-------- TASK MATERIAL

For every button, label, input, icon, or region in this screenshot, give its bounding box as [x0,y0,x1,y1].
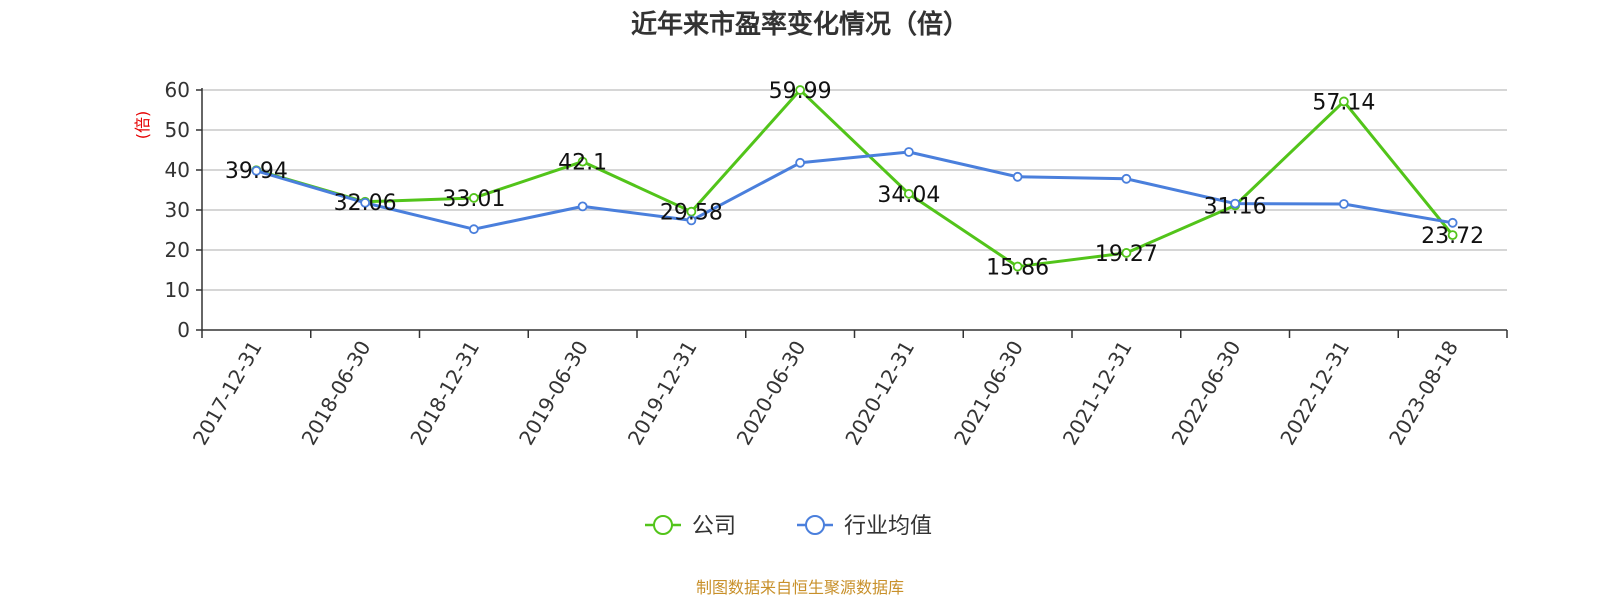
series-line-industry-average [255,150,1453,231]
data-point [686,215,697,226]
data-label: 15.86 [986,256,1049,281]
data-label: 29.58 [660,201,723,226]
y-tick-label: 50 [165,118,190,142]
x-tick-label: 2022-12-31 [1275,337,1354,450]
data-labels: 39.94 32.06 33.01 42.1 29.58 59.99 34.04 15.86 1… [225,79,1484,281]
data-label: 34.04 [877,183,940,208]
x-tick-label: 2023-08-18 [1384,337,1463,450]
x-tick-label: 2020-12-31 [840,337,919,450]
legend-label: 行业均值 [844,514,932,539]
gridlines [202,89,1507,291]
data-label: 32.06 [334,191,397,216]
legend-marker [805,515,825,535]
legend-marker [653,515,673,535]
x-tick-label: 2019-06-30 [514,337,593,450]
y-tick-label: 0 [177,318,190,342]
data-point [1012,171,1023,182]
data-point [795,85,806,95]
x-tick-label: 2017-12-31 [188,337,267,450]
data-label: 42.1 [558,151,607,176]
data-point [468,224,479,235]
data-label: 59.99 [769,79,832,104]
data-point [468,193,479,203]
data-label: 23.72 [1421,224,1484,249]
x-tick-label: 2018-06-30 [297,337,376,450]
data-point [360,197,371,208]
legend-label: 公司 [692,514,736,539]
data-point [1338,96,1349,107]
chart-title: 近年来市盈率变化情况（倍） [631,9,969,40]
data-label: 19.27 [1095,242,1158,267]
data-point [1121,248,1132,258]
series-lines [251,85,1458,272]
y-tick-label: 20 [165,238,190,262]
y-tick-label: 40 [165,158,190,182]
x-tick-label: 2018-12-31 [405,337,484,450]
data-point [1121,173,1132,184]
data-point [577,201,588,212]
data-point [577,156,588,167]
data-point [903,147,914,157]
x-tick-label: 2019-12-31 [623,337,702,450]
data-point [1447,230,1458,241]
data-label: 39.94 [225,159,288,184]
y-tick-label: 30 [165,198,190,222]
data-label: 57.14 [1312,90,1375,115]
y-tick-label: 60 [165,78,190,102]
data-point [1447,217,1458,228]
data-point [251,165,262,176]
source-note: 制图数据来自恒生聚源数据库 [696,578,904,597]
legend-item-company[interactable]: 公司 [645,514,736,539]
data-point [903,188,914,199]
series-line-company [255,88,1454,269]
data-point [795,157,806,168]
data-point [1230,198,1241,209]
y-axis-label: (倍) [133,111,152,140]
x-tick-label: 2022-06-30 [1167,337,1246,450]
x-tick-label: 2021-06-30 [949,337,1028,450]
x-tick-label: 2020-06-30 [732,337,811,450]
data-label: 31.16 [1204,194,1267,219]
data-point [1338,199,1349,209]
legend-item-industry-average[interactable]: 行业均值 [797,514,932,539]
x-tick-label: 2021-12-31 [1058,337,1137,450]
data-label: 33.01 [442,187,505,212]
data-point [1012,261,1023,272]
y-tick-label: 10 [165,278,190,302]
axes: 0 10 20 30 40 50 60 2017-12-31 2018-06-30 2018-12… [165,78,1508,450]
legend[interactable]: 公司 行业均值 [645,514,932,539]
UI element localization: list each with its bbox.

----------------

| PROBLEM TO WORK ON |
Return the lines of the rows above word for word, every row included, and leave the pictures out.

| THE REPLY |
For every button, label, input, icon, or region in this screenshot, give its bounding box as [x0,y0,x1,y1].
series-line-industry-average [255,150,1453,231]
data-point [686,215,697,226]
data-label: 15.86 [986,256,1049,281]
data-label: 29.58 [660,201,723,226]
y-tick-label: 50 [165,118,190,142]
x-tick-label: 2022-12-31 [1275,337,1354,450]
data-labels: 39.94 32.06 33.01 42.1 29.58 59.99 34.04 15.86 1… [225,79,1484,281]
data-label: 34.04 [877,183,940,208]
x-tick-label: 2023-08-18 [1384,337,1463,450]
x-tick-label: 2020-12-31 [840,337,919,450]
legend-label: 行业均值 [844,514,932,539]
gridlines [202,89,1507,291]
data-label: 32.06 [334,191,397,216]
legend-marker [805,515,825,535]
legend-marker [653,515,673,535]
x-tick-label: 2019-06-30 [514,337,593,450]
y-tick-label: 0 [177,318,190,342]
data-point [1012,171,1023,182]
data-point [795,85,806,95]
x-tick-label: 2017-12-31 [188,337,267,450]
data-label: 42.1 [558,151,607,176]
data-point [468,224,479,235]
data-label: 59.99 [769,79,832,104]
data-point [468,193,479,203]
data-label: 23.72 [1421,224,1484,249]
x-tick-label: 2018-06-30 [297,337,376,450]
data-point [360,197,371,208]
legend-label: 公司 [692,514,736,539]
data-point [1338,96,1349,107]
chart-title: 近年来市盈率变化情况（倍） [631,9,969,40]
data-label: 19.27 [1095,242,1158,267]
data-point [1121,248,1132,258]
series-lines [251,85,1458,272]
y-tick-label: 20 [165,238,190,262]
y-tick-label: 40 [165,158,190,182]
x-tick-label: 2018-12-31 [405,337,484,450]
data-point [1121,173,1132,184]
data-point [577,201,588,212]
data-point [577,156,588,167]
data-point [903,147,914,157]
x-tick-label: 2019-12-31 [623,337,702,450]
data-point [1447,230,1458,241]
data-label: 39.94 [225,159,288,184]
y-tick-label: 30 [165,198,190,222]
data-label: 57.14 [1312,90,1375,115]
y-tick-label: 60 [165,78,190,102]
data-point [1447,217,1458,228]
data-point [251,165,262,176]
source-note: 制图数据来自恒生聚源数据库 [696,578,904,597]
legend-item-company[interactable]: 公司 [645,514,736,539]
data-point [903,188,914,199]
series-line-company [255,88,1454,269]
data-point [795,157,806,168]
data-point [1230,198,1241,209]
y-axis-label: (倍) [133,111,152,140]
x-tick-label: 2022-06-30 [1167,337,1246,450]
x-tick-label: 2021-06-30 [949,337,1028,450]
x-tick-label: 2020-06-30 [732,337,811,450]
data-label: 31.16 [1204,194,1267,219]
data-point [1338,199,1349,209]
legend-item-industry-average[interactable]: 行业均值 [797,514,932,539]
x-tick-label: 2021-12-31 [1058,337,1137,450]
data-label: 33.01 [442,187,505,212]
data-point [1012,261,1023,272]
y-tick-label: 10 [165,278,190,302]
axes: 0 10 20 30 40 50 60 2017-12-31 2018-06-30 2018-12… [165,78,1508,450]
legend[interactable]: 公司 行业均值 [645,514,932,539]
UI element localization: list each with its bbox.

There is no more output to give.